• WHAT IS ASKED: Reproduce the entries below, replacing every "y-tick-label" with "y-axis-tick" and leaving everything else unchanged.

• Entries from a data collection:
▶

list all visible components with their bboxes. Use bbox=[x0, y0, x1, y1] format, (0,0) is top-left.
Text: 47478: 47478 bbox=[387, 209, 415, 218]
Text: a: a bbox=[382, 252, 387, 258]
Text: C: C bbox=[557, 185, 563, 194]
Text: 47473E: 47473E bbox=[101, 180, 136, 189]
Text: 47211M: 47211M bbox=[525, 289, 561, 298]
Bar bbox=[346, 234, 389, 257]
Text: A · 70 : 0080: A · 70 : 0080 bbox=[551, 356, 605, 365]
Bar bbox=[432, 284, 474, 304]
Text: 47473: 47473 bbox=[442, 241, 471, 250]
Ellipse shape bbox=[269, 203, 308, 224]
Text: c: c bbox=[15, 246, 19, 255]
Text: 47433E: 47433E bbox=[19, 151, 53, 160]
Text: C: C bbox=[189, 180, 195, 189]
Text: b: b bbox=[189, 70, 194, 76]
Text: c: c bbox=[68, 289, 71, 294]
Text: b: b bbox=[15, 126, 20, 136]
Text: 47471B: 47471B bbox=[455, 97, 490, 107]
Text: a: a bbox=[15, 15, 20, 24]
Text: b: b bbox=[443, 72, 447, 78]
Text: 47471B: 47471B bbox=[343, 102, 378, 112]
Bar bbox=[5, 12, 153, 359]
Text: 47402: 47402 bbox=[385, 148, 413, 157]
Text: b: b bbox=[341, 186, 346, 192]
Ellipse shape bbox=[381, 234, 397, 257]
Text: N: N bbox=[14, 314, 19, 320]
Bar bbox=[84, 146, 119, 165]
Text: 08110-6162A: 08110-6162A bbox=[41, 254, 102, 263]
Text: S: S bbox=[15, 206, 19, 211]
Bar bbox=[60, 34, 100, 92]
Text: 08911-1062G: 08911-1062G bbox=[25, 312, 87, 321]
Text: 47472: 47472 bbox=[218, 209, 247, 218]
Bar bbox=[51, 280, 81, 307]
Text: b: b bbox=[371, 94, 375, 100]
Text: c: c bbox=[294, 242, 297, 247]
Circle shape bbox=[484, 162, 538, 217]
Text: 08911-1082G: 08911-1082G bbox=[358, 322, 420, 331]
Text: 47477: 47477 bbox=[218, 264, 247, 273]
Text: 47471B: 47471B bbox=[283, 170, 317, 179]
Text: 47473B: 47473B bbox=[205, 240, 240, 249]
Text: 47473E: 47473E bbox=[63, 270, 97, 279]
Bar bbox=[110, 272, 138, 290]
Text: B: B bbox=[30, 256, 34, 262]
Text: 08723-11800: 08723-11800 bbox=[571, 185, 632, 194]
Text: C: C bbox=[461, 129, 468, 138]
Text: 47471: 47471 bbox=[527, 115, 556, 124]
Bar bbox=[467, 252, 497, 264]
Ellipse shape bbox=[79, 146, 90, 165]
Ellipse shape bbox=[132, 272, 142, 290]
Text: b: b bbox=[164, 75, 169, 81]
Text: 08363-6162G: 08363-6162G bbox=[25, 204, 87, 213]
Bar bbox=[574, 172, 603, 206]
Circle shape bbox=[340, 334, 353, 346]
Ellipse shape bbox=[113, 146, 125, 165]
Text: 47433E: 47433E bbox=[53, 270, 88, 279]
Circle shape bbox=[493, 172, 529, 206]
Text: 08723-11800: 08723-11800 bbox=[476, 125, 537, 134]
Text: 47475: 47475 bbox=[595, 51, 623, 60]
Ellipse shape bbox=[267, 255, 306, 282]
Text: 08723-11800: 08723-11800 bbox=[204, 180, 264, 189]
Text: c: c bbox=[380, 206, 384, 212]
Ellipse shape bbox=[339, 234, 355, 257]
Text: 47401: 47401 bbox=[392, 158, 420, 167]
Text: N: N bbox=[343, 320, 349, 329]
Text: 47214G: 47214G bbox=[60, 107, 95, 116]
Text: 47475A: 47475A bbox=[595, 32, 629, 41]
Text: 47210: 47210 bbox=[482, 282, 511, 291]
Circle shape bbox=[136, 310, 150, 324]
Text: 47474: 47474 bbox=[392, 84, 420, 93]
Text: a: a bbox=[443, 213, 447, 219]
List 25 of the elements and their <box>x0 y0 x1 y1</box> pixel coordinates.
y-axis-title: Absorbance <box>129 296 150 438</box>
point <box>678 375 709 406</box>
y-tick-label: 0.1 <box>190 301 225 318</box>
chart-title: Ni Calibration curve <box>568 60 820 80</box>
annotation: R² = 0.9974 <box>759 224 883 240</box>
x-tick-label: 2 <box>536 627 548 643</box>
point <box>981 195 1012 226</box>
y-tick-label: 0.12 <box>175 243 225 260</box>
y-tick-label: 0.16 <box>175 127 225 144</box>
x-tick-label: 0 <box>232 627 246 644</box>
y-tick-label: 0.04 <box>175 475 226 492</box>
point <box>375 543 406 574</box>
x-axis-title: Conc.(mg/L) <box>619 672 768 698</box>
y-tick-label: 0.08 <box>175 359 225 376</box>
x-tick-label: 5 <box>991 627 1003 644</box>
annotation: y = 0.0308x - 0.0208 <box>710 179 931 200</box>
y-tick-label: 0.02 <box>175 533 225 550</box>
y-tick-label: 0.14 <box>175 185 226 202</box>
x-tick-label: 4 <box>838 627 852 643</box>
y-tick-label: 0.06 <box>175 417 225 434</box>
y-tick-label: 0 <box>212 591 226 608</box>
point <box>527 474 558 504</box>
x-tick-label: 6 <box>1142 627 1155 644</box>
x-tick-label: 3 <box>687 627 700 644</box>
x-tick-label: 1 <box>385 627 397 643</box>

◀

• REPLY:
list all visible components with their bboxes. Use bbox=[x0, y0, x1, y1] format, (0,0) is top-left.
Text: 47478: 47478 bbox=[387, 209, 415, 218]
Text: a: a bbox=[382, 252, 387, 258]
Text: C: C bbox=[557, 185, 563, 194]
Text: 47473E: 47473E bbox=[101, 180, 136, 189]
Text: 47211M: 47211M bbox=[525, 289, 561, 298]
Bar bbox=[346, 234, 389, 257]
Text: A · 70 : 0080: A · 70 : 0080 bbox=[551, 356, 605, 365]
Bar bbox=[432, 284, 474, 304]
Text: 47473: 47473 bbox=[442, 241, 471, 250]
Ellipse shape bbox=[269, 203, 308, 224]
Text: c: c bbox=[15, 246, 19, 255]
Text: 47433E: 47433E bbox=[19, 151, 53, 160]
Text: C: C bbox=[189, 180, 195, 189]
Text: b: b bbox=[189, 70, 194, 76]
Text: c: c bbox=[68, 289, 71, 294]
Text: b: b bbox=[15, 126, 20, 136]
Text: 47471B: 47471B bbox=[455, 97, 490, 107]
Text: a: a bbox=[15, 15, 20, 24]
Text: b: b bbox=[443, 72, 447, 78]
Text: 47471B: 47471B bbox=[343, 102, 378, 112]
Bar bbox=[5, 12, 153, 359]
Text: 47402: 47402 bbox=[385, 148, 413, 157]
Text: b: b bbox=[341, 186, 346, 192]
Ellipse shape bbox=[381, 234, 397, 257]
Text: N: N bbox=[14, 314, 19, 320]
Bar bbox=[84, 146, 119, 165]
Text: 08110-6162A: 08110-6162A bbox=[41, 254, 102, 263]
Text: S: S bbox=[15, 206, 19, 211]
Bar bbox=[60, 34, 100, 92]
Text: 08911-1062G: 08911-1062G bbox=[25, 312, 87, 321]
Text: 47472: 47472 bbox=[218, 209, 247, 218]
Bar bbox=[51, 280, 81, 307]
Text: b: b bbox=[371, 94, 375, 100]
Text: c: c bbox=[294, 242, 297, 247]
Circle shape bbox=[484, 162, 538, 217]
Text: 08911-1082G: 08911-1082G bbox=[358, 322, 420, 331]
Text: 47477: 47477 bbox=[218, 264, 247, 273]
Text: 47471B: 47471B bbox=[283, 170, 317, 179]
Text: 47473B: 47473B bbox=[205, 240, 240, 249]
Text: 47473E: 47473E bbox=[63, 270, 97, 279]
Bar bbox=[110, 272, 138, 290]
Text: B: B bbox=[30, 256, 34, 262]
Text: 08723-11800: 08723-11800 bbox=[571, 185, 632, 194]
Text: C: C bbox=[461, 129, 468, 138]
Text: 47471: 47471 bbox=[527, 115, 556, 124]
Bar bbox=[467, 252, 497, 264]
Ellipse shape bbox=[79, 146, 90, 165]
Ellipse shape bbox=[132, 272, 142, 290]
Text: b: b bbox=[164, 75, 169, 81]
Text: 08363-6162G: 08363-6162G bbox=[25, 204, 87, 213]
Bar bbox=[574, 172, 603, 206]
Circle shape bbox=[340, 334, 353, 346]
Ellipse shape bbox=[113, 146, 125, 165]
Text: 47433E: 47433E bbox=[53, 270, 88, 279]
Circle shape bbox=[493, 172, 529, 206]
Text: 08723-11800: 08723-11800 bbox=[476, 125, 537, 134]
Text: 47475: 47475 bbox=[595, 51, 623, 60]
Ellipse shape bbox=[267, 255, 306, 282]
Text: 08723-11800: 08723-11800 bbox=[204, 180, 264, 189]
Text: c: c bbox=[380, 206, 384, 212]
Ellipse shape bbox=[339, 234, 355, 257]
Text: 47401: 47401 bbox=[392, 158, 420, 167]
Text: N: N bbox=[343, 320, 349, 329]
Text: 47214G: 47214G bbox=[60, 107, 95, 116]
Text: 47475A: 47475A bbox=[595, 32, 629, 41]
Text: 47210: 47210 bbox=[482, 282, 511, 291]
Circle shape bbox=[136, 310, 150, 324]
Text: 47474: 47474 bbox=[392, 84, 420, 93]
Text: a: a bbox=[443, 213, 447, 219]
List 25 of the elements and their <box>x0 y0 x1 y1</box> pixel coordinates.
y-axis-title: Absorbance <box>129 296 150 438</box>
point <box>678 375 709 406</box>
y-axis-tick: 0.1 <box>190 301 225 318</box>
chart-title: Ni Calibration curve <box>568 60 820 80</box>
annotation: R² = 0.9974 <box>759 224 883 240</box>
x-tick-label: 2 <box>536 627 548 643</box>
point <box>981 195 1012 226</box>
y-axis-tick: 0.12 <box>175 243 225 260</box>
y-axis-tick: 0.16 <box>175 127 225 144</box>
x-tick-label: 0 <box>232 627 246 644</box>
y-axis-tick: 0.04 <box>175 475 226 492</box>
point <box>375 543 406 574</box>
x-axis-title: Conc.(mg/L) <box>619 672 768 698</box>
y-axis-tick: 0.08 <box>175 359 225 376</box>
x-tick-label: 5 <box>991 627 1003 644</box>
annotation: y = 0.0308x - 0.0208 <box>710 179 931 200</box>
y-axis-tick: 0.02 <box>175 533 225 550</box>
y-axis-tick: 0.14 <box>175 185 226 202</box>
x-tick-label: 4 <box>838 627 852 643</box>
y-axis-tick: 0.06 <box>175 417 225 434</box>
y-axis-tick: 0 <box>212 591 226 608</box>
point <box>527 474 558 504</box>
x-tick-label: 6 <box>1142 627 1155 644</box>
x-tick-label: 3 <box>687 627 700 644</box>
x-tick-label: 1 <box>385 627 397 643</box>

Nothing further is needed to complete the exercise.